:: WHAT THE TASK REQUIRES ::
Copy each line in the data that includes the word "name".

Lines of data:
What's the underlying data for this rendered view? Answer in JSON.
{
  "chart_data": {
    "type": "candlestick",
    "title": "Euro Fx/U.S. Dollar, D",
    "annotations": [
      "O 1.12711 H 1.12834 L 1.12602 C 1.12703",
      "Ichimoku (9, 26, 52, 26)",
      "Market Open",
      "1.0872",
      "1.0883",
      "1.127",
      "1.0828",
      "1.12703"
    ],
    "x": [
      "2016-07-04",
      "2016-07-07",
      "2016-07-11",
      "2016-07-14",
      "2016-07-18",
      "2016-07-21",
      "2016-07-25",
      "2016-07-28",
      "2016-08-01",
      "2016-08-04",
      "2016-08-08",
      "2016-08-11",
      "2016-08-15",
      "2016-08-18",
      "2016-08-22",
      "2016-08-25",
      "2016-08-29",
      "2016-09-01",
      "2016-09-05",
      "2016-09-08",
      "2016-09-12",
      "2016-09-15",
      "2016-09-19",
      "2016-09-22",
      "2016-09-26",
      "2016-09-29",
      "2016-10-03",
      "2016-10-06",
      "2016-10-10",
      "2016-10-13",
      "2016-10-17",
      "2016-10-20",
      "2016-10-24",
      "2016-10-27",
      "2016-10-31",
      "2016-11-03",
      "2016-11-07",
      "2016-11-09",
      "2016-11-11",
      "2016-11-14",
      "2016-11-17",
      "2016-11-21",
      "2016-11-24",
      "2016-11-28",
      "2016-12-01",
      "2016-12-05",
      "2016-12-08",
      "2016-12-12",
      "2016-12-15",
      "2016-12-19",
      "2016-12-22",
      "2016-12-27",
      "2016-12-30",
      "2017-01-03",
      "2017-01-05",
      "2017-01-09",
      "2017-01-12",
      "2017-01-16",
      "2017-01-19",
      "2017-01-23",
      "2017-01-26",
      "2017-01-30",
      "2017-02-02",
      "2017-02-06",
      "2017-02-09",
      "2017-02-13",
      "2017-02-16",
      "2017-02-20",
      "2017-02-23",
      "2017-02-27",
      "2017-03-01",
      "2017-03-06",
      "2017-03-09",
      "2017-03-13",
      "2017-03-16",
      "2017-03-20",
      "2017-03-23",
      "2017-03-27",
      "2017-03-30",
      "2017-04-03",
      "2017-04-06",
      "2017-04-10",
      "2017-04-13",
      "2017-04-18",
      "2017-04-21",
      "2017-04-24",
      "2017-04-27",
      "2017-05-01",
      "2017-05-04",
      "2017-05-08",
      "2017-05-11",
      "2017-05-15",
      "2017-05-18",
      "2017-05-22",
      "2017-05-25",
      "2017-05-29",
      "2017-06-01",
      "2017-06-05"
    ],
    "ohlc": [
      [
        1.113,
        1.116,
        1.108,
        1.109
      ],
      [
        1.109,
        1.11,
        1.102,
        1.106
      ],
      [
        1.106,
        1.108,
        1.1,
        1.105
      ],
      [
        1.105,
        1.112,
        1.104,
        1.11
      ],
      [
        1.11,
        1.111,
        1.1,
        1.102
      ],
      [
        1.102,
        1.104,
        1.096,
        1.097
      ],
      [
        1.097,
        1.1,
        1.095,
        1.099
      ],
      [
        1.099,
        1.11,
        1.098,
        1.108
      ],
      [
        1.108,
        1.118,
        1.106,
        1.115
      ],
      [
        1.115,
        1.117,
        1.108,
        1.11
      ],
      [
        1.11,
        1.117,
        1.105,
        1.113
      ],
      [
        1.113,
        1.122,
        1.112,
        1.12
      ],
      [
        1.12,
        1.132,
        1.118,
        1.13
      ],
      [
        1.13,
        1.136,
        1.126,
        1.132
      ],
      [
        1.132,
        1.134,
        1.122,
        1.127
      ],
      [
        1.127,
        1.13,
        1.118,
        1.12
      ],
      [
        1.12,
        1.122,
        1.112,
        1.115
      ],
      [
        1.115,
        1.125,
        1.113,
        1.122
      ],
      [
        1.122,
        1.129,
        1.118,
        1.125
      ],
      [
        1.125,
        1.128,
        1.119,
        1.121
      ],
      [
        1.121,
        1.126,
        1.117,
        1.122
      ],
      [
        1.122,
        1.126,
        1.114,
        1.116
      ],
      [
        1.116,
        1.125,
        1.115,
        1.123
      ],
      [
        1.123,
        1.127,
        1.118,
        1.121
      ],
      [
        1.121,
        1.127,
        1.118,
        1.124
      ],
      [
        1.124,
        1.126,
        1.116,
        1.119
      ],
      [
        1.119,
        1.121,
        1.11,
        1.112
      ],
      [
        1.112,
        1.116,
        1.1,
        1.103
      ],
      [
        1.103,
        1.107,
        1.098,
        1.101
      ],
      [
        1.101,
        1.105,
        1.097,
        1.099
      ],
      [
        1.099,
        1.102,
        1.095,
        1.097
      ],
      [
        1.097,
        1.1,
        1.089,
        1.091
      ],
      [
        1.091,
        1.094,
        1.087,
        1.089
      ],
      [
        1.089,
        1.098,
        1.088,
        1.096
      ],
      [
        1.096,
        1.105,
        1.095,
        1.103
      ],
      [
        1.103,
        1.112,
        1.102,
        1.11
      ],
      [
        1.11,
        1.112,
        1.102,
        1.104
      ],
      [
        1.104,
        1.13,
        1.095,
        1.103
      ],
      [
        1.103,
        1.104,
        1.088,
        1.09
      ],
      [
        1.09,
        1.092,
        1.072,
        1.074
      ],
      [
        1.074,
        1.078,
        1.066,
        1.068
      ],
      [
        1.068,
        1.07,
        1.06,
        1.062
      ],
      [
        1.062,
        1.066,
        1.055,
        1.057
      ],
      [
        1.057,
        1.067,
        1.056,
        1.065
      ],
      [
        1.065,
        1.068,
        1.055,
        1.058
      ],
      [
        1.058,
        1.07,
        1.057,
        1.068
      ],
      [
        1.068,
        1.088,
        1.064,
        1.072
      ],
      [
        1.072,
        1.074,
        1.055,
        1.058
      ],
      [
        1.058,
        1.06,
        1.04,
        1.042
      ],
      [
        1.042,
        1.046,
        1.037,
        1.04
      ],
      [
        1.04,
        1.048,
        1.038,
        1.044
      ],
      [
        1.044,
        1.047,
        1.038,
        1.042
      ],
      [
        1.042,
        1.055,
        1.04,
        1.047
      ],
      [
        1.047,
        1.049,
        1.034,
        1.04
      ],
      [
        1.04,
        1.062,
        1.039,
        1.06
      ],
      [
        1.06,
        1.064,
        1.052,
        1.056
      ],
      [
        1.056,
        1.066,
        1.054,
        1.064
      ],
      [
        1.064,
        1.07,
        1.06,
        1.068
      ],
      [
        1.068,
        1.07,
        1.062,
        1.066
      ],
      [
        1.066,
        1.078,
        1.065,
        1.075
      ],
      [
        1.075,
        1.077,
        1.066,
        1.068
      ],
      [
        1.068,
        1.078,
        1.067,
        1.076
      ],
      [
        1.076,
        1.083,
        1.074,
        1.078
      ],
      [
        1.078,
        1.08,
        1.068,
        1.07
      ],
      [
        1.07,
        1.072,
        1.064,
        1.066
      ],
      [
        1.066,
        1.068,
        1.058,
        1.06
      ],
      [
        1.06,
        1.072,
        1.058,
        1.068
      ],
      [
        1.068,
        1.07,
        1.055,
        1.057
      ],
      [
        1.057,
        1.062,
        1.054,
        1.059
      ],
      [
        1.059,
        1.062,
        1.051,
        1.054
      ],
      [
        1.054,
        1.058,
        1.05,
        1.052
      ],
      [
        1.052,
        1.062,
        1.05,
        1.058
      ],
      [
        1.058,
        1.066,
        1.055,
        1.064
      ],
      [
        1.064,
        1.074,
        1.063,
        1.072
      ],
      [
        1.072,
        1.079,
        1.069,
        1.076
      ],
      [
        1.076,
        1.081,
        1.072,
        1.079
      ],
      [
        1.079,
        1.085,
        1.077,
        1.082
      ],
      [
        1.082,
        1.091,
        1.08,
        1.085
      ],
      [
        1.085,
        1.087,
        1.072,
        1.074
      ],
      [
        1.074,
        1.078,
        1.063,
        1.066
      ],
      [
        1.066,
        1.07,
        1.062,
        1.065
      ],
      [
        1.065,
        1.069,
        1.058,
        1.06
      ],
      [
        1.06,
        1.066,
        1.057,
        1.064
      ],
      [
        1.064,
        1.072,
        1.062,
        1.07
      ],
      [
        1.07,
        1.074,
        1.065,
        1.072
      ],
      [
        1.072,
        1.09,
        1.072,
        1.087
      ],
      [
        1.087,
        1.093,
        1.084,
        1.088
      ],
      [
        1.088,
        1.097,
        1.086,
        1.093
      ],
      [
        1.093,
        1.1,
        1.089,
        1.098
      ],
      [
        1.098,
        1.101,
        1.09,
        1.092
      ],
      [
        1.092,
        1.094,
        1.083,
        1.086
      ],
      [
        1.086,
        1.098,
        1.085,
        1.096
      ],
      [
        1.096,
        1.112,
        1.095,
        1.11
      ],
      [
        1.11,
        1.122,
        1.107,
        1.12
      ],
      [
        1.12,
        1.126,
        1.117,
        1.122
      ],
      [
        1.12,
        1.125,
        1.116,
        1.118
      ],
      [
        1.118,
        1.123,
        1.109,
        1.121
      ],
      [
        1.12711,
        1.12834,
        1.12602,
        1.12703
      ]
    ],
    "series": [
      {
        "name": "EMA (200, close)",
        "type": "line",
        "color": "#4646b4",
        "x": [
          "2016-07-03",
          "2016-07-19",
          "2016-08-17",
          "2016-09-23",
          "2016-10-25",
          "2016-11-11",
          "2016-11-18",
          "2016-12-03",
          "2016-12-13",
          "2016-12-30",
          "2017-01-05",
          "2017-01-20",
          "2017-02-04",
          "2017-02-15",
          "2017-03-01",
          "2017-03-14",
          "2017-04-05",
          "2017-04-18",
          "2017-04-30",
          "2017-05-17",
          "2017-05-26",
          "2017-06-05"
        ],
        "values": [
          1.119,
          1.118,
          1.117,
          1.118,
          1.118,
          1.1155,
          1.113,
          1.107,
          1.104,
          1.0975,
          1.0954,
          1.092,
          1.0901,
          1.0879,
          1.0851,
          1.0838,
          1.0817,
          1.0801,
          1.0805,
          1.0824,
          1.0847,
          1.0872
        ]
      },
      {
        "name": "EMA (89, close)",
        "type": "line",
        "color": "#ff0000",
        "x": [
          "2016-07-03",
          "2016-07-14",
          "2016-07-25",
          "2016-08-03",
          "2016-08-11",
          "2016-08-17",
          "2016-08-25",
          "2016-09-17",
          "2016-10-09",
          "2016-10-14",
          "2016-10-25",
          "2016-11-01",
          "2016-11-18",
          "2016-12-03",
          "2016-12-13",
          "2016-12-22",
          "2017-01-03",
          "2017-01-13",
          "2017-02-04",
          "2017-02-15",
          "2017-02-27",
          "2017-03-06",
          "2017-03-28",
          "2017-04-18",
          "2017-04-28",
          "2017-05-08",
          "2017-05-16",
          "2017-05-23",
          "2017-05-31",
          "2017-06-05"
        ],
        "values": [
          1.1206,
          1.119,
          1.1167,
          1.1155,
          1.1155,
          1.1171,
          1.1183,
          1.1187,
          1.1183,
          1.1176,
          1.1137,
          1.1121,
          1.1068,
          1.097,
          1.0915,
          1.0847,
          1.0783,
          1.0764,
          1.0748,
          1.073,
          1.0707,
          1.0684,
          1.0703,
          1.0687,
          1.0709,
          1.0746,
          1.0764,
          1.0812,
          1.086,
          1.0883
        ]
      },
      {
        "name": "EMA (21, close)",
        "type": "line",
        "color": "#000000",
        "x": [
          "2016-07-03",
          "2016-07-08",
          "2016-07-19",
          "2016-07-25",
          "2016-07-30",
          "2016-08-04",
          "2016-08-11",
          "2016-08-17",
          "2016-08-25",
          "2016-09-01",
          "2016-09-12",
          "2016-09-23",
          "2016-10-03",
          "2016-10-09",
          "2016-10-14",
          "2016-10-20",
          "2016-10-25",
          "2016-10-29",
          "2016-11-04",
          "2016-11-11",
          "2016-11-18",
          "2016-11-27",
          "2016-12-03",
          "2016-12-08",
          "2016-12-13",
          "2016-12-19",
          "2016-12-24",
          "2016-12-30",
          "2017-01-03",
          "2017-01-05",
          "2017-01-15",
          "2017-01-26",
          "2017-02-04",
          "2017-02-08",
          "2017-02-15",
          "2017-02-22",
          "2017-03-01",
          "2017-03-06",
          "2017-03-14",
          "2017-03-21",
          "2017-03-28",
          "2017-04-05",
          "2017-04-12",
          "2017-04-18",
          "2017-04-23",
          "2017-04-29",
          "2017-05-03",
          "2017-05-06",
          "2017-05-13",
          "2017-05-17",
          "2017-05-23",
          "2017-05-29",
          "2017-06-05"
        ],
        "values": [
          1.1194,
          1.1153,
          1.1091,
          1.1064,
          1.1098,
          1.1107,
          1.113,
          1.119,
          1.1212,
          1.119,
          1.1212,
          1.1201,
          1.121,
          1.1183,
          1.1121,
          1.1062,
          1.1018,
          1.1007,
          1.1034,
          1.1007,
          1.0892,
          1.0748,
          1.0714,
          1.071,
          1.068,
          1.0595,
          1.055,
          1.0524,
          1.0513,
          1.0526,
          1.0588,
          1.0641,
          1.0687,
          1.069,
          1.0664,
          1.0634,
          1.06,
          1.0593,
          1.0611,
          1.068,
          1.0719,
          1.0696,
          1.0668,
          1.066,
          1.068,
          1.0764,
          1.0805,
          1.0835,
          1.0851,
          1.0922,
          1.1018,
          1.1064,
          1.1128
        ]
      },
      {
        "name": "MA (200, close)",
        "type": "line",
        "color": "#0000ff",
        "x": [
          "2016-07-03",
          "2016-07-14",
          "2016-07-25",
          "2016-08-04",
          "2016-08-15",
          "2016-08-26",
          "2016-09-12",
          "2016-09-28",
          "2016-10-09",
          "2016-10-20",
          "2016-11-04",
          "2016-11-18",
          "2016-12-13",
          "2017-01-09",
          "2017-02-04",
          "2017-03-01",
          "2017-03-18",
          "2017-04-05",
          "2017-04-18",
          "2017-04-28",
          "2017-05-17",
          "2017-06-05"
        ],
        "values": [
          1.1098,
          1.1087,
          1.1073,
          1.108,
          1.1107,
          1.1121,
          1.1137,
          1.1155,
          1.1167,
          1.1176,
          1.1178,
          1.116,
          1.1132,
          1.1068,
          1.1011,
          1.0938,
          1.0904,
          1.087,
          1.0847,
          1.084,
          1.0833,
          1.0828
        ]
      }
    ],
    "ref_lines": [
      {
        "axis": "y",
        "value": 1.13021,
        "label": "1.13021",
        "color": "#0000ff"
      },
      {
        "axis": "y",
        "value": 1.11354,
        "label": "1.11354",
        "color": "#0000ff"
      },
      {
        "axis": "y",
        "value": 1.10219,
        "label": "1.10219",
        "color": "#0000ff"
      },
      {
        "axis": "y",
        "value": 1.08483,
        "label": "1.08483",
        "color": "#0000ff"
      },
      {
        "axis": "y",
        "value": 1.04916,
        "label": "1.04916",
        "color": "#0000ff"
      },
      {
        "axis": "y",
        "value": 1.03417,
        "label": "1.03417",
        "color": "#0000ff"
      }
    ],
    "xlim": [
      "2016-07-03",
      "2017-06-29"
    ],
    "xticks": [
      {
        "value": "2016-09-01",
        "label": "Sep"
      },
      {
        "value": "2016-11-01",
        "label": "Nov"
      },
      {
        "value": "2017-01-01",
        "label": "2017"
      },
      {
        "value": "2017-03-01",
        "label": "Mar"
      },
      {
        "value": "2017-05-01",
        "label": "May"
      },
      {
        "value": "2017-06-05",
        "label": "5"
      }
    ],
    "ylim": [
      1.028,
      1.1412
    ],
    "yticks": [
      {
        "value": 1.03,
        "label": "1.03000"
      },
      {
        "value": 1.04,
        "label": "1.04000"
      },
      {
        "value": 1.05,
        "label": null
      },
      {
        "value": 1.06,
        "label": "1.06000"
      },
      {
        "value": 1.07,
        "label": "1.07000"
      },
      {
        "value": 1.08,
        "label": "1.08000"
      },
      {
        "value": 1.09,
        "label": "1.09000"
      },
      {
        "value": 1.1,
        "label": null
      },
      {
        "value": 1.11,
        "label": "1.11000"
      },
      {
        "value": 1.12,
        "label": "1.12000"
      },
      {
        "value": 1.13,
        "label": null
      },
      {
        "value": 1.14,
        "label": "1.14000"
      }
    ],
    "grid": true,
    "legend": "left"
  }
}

:: FINISHED TASK ::
        "name": "EMA (200, close)",
        "name": "EMA (89, close)",
        "name": "EMA (21, close)",
        "name": "MA (200, close)",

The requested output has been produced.